======== Items ========
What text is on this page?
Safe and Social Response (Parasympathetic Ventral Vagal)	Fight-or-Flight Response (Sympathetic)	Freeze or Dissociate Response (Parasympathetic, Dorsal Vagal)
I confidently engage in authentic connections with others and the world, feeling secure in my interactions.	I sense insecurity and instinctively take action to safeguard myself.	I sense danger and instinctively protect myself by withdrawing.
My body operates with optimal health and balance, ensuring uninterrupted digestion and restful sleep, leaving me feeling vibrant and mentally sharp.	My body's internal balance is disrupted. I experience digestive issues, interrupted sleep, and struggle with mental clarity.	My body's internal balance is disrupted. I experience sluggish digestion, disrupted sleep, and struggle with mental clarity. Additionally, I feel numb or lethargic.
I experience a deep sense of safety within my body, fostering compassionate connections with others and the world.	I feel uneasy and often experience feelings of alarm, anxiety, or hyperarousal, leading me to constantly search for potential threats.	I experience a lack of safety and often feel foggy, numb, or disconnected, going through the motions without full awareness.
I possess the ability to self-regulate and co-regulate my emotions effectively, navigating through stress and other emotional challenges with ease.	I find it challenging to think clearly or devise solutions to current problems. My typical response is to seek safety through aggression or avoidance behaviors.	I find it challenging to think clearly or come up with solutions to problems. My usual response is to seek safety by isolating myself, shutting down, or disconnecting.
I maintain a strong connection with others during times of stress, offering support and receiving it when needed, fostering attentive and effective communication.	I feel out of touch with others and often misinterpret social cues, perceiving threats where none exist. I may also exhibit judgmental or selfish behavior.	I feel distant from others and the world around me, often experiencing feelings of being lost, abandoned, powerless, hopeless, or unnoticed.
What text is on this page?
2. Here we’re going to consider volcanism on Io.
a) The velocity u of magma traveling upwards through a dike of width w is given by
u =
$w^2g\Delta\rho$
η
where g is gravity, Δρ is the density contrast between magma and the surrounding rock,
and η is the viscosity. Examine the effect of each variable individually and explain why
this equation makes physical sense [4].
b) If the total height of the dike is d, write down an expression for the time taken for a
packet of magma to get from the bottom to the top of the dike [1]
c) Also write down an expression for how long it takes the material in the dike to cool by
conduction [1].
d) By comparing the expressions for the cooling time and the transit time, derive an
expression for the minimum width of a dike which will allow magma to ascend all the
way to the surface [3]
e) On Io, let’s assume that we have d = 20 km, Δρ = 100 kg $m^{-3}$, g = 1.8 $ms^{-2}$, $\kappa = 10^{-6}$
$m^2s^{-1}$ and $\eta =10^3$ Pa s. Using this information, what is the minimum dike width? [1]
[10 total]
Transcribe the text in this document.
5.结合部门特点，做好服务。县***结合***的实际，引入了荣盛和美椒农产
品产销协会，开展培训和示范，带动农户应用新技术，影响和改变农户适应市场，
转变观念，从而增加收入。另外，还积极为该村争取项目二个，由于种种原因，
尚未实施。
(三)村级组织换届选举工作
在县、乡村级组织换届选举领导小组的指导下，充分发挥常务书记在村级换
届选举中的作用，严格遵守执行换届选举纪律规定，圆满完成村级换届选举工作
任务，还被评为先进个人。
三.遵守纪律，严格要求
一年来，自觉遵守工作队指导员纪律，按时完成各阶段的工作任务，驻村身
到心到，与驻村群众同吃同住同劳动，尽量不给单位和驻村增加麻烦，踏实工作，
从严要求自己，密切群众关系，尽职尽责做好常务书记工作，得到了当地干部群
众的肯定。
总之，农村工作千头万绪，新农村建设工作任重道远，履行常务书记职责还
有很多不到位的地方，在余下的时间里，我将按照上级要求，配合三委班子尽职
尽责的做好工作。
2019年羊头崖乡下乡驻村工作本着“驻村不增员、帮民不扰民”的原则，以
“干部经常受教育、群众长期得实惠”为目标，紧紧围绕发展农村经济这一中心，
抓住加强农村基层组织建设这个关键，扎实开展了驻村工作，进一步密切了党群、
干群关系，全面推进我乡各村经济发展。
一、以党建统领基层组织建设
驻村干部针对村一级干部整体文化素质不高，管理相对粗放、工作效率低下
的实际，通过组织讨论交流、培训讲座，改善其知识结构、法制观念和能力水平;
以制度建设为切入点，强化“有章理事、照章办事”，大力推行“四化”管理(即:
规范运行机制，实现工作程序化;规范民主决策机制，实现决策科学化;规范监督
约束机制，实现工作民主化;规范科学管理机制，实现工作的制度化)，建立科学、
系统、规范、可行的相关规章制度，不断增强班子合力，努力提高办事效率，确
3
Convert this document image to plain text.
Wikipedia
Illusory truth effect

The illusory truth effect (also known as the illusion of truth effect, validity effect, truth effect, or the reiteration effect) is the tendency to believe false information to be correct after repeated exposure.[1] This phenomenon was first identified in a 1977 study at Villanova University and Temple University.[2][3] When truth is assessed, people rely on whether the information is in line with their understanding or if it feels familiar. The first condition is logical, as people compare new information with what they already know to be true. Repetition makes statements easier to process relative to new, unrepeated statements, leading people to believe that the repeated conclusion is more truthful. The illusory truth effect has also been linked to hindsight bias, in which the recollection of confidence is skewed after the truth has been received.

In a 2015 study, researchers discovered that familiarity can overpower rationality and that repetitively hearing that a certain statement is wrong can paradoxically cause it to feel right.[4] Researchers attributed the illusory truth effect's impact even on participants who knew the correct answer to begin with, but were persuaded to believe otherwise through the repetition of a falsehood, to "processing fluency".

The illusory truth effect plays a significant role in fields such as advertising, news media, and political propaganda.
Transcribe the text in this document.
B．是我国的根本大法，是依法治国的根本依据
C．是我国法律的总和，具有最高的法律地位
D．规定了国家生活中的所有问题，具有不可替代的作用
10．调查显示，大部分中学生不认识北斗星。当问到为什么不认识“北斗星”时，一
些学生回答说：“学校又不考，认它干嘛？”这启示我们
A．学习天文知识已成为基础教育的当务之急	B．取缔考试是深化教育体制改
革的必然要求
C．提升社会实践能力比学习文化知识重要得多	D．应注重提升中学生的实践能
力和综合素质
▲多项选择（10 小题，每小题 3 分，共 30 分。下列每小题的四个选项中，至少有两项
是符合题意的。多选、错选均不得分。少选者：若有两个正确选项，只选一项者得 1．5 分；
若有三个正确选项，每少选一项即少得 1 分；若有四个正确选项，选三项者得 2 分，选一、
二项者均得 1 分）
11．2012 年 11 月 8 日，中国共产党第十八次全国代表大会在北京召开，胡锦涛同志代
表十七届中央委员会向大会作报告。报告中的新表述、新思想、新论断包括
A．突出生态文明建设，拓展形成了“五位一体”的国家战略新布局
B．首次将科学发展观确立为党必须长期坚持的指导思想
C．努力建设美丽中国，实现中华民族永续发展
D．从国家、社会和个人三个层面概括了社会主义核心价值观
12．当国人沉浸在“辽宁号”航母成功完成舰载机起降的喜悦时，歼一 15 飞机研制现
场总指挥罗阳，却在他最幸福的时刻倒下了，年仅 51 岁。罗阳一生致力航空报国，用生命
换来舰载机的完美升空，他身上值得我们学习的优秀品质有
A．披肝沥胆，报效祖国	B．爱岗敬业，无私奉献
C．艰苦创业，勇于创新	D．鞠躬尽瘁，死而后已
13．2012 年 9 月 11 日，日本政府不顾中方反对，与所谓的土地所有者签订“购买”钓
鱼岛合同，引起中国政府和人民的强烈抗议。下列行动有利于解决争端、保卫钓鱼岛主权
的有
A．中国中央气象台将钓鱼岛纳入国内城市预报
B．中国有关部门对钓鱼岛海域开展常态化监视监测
========
— Written request —
All of the entries above need to be reproduced exactly.

— Response —
What text is on this page?
Safe and Social Response (Parasympathetic Ventral Vagal)	Fight-or-Flight Response (Sympathetic)	Freeze or Dissociate Response (Parasympathetic, Dorsal Vagal)
I confidently engage in authentic connections with others and the world, feeling secure in my interactions.	I sense insecurity and instinctively take action to safeguard myself.	I sense danger and instinctively protect myself by withdrawing.
My body operates with optimal health and balance, ensuring uninterrupted digestion and restful sleep, leaving me feeling vibrant and mentally sharp.	My body's internal balance is disrupted. I experience digestive issues, interrupted sleep, and struggle with mental clarity.	My body's internal balance is disrupted. I experience sluggish digestion, disrupted sleep, and struggle with mental clarity. Additionally, I feel numb or lethargic.
I experience a deep sense of safety within my body, fostering compassionate connections with others and the world.	I feel uneasy and often experience feelings of alarm, anxiety, or hyperarousal, leading me to constantly search for potential threats.	I experience a lack of safety and often feel foggy, numb, or disconnected, going through the motions without full awareness.
I possess the ability to self-regulate and co-regulate my emotions effectively, navigating through stress and other emotional challenges with ease.	I find it challenging to think clearly or devise solutions to current problems. My typical response is to seek safety through aggression or avoidance behaviors.	I find it challenging to think clearly or come up with solutions to problems. My usual response is to seek safety by isolating myself, shutting down, or disconnecting.
I maintain a strong connection with others during times of stress, offering support and receiving it when needed, fostering attentive and effective communication.	I feel out of touch with others and often misinterpret social cues, perceiving threats where none exist. I may also exhibit judgmental or selfish behavior.	I feel distant from others and the world around me, often experiencing feelings of being lost, abandoned, powerless, hopeless, or unnoticed.
What text is on this page?
2. Here we’re going to consider volcanism on Io.
a) The velocity u of magma traveling upwards through a dike of width w is given by
u =
$w^2g\Delta\rho$
η
where g is gravity, Δρ is the density contrast between magma and the surrounding rock,
and η is the viscosity. Examine the effect of each variable individually and explain why
this equation makes physical sense [4].
b) If the total height of the dike is d, write down an expression for the time taken for a
packet of magma to get from the bottom to the top of the dike [1]
c) Also write down an expression for how long it takes the material in the dike to cool by
conduction [1].
d) By comparing the expressions for the cooling time and the transit time, derive an
expression for the minimum width of a dike which will allow magma to ascend all the
way to the surface [3]
e) On Io, let’s assume that we have d = 20 km, Δρ = 100 kg $m^{-3}$, g = 1.8 $ms^{-2}$, $\kappa = 10^{-6}$
$m^2s^{-1}$ and $\eta =10^3$ Pa s. Using this information, what is the minimum dike width? [1]
[10 total]
Transcribe the text in this document.
5.结合部门特点，做好服务。县***结合***的实际，引入了荣盛和美椒农产
品产销协会，开展培训和示范，带动农户应用新技术，影响和改变农户适应市场，
转变观念，从而增加收入。另外，还积极为该村争取项目二个，由于种种原因，
尚未实施。
(三)村级组织换届选举工作
在县、乡村级组织换届选举领导小组的指导下，充分发挥常务书记在村级换
届选举中的作用，严格遵守执行换届选举纪律规定，圆满完成村级换届选举工作
任务，还被评为先进个人。
三.遵守纪律，严格要求
一年来，自觉遵守工作队指导员纪律，按时完成各阶段的工作任务，驻村身
到心到，与驻村群众同吃同住同劳动，尽量不给单位和驻村增加麻烦，踏实工作，
从严要求自己，密切群众关系，尽职尽责做好常务书记工作，得到了当地干部群
众的肯定。
总之，农村工作千头万绪，新农村建设工作任重道远，履行常务书记职责还
有很多不到位的地方，在余下的时间里，我将按照上级要求，配合三委班子尽职
尽责的做好工作。
2019年羊头崖乡下乡驻村工作本着“驻村不增员、帮民不扰民”的原则，以
“干部经常受教育、群众长期得实惠”为目标，紧紧围绕发展农村经济这一中心，
抓住加强农村基层组织建设这个关键，扎实开展了驻村工作，进一步密切了党群、
干群关系，全面推进我乡各村经济发展。
一、以党建统领基层组织建设
驻村干部针对村一级干部整体文化素质不高，管理相对粗放、工作效率低下
的实际，通过组织讨论交流、培训讲座，改善其知识结构、法制观念和能力水平;
以制度建设为切入点，强化“有章理事、照章办事”，大力推行“四化”管理(即:
规范运行机制，实现工作程序化;规范民主决策机制，实现决策科学化;规范监督
约束机制，实现工作民主化;规范科学管理机制，实现工作的制度化)，建立科学、
系统、规范、可行的相关规章制度，不断增强班子合力，努力提高办事效率，确
3
Convert this document image to plain text.
Wikipedia
Illusory truth effect

The illusory truth effect (also known as the illusion of truth effect, validity effect, truth effect, or the reiteration effect) is the tendency to believe false information to be correct after repeated exposure.[1] This phenomenon was first identified in a 1977 study at Villanova University and Temple University.[2][3] When truth is assessed, people rely on whether the information is in line with their understanding or if it feels familiar. The first condition is logical, as people compare new information with what they already know to be true. Repetition makes statements easier to process relative to new, unrepeated statements, leading people to believe that the repeated conclusion is more truthful. The illusory truth effect has also been linked to hindsight bias, in which the recollection of confidence is skewed after the truth has been received.

In a 2015 study, researchers discovered that familiarity can overpower rationality and that repetitively hearing that a certain statement is wrong can paradoxically cause it to feel right.[4] Researchers attributed the illusory truth effect's impact even on participants who knew the correct answer to begin with, but were persuaded to believe otherwise through the repetition of a falsehood, to "processing fluency".

The illusory truth effect plays a significant role in fields such as advertising, news media, and political propaganda.
Transcribe the text in this document.
B．是我国的根本大法，是依法治国的根本依据
C．是我国法律的总和，具有最高的法律地位
D．规定了国家生活中的所有问题，具有不可替代的作用
10．调查显示，大部分中学生不认识北斗星。当问到为什么不认识“北斗星”时，一
些学生回答说：“学校又不考，认它干嘛？”这启示我们
A．学习天文知识已成为基础教育的当务之急	B．取缔考试是深化教育体制改
革的必然要求
C．提升社会实践能力比学习文化知识重要得多	D．应注重提升中学生的实践能
力和综合素质
▲多项选择（10 小题，每小题 3 分，共 30 分。下列每小题的四个选项中，至少有两项
是符合题意的。多选、错选均不得分。少选者：若有两个正确选项，只选一项者得 1．5 分；
若有三个正确选项，每少选一项即少得 1 分；若有四个正确选项，选三项者得 2 分，选一、
二项者均得 1 分）
11．2012 年 11 月 8 日，中国共产党第十八次全国代表大会在北京召开，胡锦涛同志代
表十七届中央委员会向大会作报告。报告中的新表述、新思想、新论断包括
A．突出生态文明建设，拓展形成了“五位一体”的国家战略新布局
B．首次将科学发展观确立为党必须长期坚持的指导思想
C．努力建设美丽中国，实现中华民族永续发展
D．从国家、社会和个人三个层面概括了社会主义核心价值观
12．当国人沉浸在“辽宁号”航母成功完成舰载机起降的喜悦时，歼一 15 飞机研制现
场总指挥罗阳，却在他最幸福的时刻倒下了，年仅 51 岁。罗阳一生致力航空报国，用生命
换来舰载机的完美升空，他身上值得我们学习的优秀品质有
A．披肝沥胆，报效祖国	B．爱岗敬业，无私奉献
C．艰苦创业，勇于创新	D．鞠躬尽瘁，死而后已
13．2012 年 9 月 11 日，日本政府不顾中方反对，与所谓的土地所有者签订“购买”钓
鱼岛合同，引起中国政府和人民的强烈抗议。下列行动有利于解决争端、保卫钓鱼岛主权
的有
A．中国中央气象台将钓鱼岛纳入国内城市预报
B．中国有关部门对钓鱼岛海域开展常态化监视监测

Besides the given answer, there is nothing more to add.